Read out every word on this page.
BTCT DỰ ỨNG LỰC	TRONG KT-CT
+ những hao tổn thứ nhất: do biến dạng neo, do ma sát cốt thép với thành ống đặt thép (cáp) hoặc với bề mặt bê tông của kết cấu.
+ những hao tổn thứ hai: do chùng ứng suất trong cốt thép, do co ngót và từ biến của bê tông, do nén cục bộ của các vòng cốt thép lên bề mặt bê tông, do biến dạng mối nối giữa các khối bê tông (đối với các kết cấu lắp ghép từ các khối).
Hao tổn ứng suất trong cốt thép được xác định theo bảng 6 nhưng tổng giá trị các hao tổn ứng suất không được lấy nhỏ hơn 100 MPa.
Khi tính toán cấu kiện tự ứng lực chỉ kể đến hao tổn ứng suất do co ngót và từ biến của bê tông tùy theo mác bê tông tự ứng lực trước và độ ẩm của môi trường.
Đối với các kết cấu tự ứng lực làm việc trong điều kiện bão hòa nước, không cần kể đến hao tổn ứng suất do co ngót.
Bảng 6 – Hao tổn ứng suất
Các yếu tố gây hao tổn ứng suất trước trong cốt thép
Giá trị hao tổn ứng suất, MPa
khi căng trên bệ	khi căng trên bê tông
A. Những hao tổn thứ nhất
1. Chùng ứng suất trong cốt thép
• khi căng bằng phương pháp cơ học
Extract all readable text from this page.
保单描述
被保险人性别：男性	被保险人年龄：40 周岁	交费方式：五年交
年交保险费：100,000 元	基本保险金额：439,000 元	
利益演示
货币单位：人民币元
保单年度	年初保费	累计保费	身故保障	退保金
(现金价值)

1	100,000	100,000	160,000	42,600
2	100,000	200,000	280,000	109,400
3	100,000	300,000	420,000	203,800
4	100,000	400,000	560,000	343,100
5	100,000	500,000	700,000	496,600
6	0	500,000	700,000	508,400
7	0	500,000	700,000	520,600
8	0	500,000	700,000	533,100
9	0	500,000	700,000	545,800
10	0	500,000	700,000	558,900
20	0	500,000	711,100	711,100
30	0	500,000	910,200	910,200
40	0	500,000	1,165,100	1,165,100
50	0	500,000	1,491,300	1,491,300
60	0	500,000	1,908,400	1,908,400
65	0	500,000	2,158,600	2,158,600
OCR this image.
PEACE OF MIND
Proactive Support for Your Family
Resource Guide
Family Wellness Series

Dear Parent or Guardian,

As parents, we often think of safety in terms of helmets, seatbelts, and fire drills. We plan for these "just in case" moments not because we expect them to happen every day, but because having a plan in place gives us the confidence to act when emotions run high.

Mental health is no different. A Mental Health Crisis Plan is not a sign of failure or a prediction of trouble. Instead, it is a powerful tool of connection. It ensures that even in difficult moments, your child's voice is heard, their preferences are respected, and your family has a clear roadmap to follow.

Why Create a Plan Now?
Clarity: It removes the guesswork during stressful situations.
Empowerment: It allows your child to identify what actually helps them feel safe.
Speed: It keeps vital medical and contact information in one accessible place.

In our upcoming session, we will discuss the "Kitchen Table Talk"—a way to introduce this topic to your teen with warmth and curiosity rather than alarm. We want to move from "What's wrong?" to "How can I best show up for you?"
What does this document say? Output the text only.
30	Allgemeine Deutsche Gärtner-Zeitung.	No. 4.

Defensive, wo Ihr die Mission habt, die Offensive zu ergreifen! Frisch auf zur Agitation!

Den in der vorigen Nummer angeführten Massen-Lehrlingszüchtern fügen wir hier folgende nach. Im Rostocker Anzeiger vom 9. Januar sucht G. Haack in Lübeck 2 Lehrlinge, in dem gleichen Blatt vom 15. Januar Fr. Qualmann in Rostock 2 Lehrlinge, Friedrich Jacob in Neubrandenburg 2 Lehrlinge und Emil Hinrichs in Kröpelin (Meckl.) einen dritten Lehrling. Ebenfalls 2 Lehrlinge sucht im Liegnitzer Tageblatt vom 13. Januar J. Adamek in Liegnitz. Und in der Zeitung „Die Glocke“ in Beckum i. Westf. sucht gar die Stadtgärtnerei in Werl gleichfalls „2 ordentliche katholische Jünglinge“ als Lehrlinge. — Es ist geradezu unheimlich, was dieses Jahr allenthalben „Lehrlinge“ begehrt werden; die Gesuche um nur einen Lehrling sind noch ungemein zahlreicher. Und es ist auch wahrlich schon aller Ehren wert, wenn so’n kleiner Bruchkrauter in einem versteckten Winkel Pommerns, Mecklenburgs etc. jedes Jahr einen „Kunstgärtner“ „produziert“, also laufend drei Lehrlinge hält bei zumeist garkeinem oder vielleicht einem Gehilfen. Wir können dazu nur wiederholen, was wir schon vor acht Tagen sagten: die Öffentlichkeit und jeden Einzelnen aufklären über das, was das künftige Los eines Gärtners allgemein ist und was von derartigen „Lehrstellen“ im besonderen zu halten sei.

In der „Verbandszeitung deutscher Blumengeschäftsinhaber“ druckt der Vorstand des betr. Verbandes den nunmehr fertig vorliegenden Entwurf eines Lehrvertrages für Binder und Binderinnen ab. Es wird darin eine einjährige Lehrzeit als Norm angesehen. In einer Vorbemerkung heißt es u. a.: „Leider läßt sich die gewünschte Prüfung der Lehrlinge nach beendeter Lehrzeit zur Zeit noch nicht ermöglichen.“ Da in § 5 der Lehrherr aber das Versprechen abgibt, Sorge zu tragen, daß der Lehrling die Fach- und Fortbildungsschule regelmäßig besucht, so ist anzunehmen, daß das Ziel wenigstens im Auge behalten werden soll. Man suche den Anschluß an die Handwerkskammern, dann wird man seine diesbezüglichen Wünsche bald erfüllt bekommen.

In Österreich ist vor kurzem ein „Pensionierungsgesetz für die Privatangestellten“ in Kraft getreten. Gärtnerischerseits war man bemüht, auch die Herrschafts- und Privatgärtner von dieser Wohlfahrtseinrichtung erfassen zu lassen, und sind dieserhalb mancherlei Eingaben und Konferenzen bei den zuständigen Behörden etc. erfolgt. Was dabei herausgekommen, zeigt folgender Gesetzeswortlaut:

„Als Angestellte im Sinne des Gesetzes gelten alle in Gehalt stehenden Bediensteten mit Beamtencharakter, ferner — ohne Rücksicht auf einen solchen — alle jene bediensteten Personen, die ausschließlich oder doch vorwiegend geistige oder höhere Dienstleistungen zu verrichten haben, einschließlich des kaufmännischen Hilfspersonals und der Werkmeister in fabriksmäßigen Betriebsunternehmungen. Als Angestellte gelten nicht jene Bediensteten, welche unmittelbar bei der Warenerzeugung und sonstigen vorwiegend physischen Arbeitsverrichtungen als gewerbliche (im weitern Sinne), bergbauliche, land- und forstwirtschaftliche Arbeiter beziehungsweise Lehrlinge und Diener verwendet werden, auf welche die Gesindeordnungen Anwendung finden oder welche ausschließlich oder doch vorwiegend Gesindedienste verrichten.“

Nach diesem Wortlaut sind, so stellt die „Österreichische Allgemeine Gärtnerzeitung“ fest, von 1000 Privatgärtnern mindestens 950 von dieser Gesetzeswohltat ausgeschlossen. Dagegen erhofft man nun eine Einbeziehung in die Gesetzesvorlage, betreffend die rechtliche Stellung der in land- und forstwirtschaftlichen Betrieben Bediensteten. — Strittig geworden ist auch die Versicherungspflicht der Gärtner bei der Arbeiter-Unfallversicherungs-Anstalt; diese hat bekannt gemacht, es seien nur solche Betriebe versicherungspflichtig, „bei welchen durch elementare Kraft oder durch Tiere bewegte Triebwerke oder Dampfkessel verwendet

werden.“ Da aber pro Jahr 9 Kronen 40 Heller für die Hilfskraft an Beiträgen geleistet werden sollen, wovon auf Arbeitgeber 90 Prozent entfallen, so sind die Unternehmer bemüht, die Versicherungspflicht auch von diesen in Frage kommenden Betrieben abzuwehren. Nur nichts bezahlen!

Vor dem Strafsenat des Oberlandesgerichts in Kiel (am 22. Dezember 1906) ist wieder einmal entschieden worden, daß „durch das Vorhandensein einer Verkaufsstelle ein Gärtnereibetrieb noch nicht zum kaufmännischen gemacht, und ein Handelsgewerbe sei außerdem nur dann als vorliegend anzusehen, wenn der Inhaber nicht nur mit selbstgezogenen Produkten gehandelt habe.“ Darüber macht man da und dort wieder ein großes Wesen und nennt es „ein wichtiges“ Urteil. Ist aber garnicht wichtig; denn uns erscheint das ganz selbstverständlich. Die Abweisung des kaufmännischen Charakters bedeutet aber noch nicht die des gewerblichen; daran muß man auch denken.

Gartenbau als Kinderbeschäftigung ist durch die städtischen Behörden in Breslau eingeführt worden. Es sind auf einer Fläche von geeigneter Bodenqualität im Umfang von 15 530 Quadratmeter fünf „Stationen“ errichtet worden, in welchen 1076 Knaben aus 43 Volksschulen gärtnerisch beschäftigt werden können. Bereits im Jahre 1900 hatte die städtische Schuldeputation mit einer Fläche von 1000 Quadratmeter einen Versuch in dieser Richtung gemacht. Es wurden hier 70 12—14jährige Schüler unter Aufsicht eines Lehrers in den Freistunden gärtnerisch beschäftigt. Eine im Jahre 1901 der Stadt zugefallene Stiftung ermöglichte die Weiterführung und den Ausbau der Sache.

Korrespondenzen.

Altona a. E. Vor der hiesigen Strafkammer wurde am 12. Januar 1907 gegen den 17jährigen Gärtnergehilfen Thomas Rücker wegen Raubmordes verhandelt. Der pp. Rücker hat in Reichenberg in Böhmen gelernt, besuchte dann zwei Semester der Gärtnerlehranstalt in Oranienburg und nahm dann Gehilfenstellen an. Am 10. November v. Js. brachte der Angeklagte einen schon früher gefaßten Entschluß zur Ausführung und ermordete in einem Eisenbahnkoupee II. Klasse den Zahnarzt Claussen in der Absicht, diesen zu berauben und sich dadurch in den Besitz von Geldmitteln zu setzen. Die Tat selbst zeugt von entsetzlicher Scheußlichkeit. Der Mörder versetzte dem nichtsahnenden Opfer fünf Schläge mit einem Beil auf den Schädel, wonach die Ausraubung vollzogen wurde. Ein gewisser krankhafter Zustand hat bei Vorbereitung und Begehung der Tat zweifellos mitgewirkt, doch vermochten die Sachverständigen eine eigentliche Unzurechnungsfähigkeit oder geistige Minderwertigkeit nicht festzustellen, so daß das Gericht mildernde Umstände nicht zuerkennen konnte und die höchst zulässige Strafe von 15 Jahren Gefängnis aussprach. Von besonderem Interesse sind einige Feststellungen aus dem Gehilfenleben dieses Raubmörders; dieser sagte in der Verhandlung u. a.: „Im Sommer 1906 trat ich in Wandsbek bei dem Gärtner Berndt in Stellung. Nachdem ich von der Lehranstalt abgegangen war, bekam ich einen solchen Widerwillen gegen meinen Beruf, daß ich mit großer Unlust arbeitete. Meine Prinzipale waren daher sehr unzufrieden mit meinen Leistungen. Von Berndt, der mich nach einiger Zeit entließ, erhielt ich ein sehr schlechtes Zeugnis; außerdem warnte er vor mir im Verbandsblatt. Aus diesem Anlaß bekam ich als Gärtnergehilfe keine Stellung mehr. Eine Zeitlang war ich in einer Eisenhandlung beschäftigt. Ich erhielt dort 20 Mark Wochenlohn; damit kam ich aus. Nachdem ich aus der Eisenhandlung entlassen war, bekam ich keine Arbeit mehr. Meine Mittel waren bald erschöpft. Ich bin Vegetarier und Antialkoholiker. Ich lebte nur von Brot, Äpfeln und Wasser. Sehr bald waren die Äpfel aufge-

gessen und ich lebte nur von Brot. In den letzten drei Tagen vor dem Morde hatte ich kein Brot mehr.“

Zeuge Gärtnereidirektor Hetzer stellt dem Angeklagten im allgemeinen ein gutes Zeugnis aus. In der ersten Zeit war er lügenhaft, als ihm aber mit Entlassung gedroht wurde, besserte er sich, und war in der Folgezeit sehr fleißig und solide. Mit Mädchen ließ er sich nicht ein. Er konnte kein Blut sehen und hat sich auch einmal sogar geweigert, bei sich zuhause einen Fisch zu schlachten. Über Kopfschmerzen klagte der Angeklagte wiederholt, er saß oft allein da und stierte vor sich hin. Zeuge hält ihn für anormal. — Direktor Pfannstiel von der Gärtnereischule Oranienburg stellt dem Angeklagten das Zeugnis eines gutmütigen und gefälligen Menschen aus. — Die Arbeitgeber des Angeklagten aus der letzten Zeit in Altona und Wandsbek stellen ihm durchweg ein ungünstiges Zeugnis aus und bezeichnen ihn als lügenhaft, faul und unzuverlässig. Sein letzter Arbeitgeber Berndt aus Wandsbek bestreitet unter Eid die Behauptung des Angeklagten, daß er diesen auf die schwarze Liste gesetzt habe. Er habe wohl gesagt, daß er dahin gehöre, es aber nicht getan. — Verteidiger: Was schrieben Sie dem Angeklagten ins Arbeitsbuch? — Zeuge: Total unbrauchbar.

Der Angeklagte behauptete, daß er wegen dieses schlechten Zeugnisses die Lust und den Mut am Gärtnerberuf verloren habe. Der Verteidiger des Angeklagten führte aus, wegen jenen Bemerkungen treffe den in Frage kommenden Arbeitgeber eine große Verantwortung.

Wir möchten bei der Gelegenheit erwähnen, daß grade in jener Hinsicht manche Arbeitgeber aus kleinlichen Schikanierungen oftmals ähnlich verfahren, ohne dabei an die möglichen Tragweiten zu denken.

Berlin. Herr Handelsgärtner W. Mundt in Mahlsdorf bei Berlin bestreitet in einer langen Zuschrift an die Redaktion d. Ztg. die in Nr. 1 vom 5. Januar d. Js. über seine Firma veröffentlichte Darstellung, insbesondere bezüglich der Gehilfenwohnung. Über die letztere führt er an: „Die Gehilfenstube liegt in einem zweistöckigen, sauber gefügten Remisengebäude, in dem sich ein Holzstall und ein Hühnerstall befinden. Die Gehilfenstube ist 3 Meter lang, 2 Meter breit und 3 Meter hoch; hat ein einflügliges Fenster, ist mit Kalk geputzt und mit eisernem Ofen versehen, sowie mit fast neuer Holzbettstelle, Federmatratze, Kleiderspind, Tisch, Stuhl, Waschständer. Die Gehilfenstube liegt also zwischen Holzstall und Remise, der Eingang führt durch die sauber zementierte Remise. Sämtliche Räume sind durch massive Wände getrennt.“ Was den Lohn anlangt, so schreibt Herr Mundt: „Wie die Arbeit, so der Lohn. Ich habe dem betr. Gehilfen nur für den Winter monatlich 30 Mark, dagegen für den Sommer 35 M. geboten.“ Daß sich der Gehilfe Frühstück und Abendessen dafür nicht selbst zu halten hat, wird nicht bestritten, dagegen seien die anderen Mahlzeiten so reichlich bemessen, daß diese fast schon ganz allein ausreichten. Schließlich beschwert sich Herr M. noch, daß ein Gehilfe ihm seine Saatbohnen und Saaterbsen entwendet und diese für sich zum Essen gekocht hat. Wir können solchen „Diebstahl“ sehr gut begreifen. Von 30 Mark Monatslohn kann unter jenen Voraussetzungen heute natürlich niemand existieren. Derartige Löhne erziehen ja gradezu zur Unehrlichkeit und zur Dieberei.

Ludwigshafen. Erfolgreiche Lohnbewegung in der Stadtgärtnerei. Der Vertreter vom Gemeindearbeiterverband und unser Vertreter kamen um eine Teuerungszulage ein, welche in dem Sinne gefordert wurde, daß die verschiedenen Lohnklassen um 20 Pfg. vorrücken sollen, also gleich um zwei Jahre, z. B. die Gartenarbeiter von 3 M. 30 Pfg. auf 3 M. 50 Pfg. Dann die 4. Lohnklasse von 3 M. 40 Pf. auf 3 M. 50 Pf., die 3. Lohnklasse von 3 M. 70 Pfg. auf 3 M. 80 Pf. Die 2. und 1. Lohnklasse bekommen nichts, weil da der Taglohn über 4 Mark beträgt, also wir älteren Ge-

To do: Pull every line holding "theo" out of the records.

Result:
Hao tổn ứng suất trong cốt thép được xác định theo bảng 6 nhưng tổng giá trị các hao tổn ứng suất không được lấy nhỏ hơn 100 MPa.
Khi tính toán cấu kiện tự ứng lực chỉ kể đến hao tổn ứng suất do co ngót và từ biến của bê tông tùy theo mác bê tông tự ứng lực trước và độ ẩm của môi trường.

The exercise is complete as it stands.